- **What the exercise asks**
Identify all lines of the data containing the string "Environment" and copy them.

- **Provided entries**
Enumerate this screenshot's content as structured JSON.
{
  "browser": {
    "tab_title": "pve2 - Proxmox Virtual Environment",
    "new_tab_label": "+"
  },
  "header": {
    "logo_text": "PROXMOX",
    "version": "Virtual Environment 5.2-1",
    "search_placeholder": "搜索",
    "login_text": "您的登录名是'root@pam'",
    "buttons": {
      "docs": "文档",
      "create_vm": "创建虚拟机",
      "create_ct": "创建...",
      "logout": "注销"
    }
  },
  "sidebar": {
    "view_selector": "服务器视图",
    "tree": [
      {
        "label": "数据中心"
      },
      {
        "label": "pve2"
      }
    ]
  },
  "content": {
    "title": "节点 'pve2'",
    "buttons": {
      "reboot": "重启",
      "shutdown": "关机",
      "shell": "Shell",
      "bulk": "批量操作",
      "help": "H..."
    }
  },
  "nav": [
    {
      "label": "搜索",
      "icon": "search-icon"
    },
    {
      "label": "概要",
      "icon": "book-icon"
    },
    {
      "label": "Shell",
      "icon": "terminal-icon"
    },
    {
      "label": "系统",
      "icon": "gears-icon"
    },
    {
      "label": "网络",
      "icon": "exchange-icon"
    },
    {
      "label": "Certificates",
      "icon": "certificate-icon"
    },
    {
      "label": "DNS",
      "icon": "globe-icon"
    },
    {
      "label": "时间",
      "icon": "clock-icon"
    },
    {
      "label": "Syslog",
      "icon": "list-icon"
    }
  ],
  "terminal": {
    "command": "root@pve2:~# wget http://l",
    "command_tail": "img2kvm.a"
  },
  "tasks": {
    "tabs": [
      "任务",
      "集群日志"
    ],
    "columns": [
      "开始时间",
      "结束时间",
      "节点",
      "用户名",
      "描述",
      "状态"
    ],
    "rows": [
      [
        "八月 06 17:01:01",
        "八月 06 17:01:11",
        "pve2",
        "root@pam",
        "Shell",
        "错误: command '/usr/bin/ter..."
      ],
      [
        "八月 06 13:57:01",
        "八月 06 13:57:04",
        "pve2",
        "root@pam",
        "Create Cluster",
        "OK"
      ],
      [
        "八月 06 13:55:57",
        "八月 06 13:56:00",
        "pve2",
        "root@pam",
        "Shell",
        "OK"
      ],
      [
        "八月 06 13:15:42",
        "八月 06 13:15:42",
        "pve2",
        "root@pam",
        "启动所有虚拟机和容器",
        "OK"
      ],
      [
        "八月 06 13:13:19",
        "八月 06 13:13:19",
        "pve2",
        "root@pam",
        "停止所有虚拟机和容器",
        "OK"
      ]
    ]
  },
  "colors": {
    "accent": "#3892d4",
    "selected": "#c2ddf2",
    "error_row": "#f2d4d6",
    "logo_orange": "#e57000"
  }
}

- **Answer for this exercise**
    "tab_title": "pve2 - Proxmox Virtual Environment",
    "version": "Virtual Environment 5.2-1",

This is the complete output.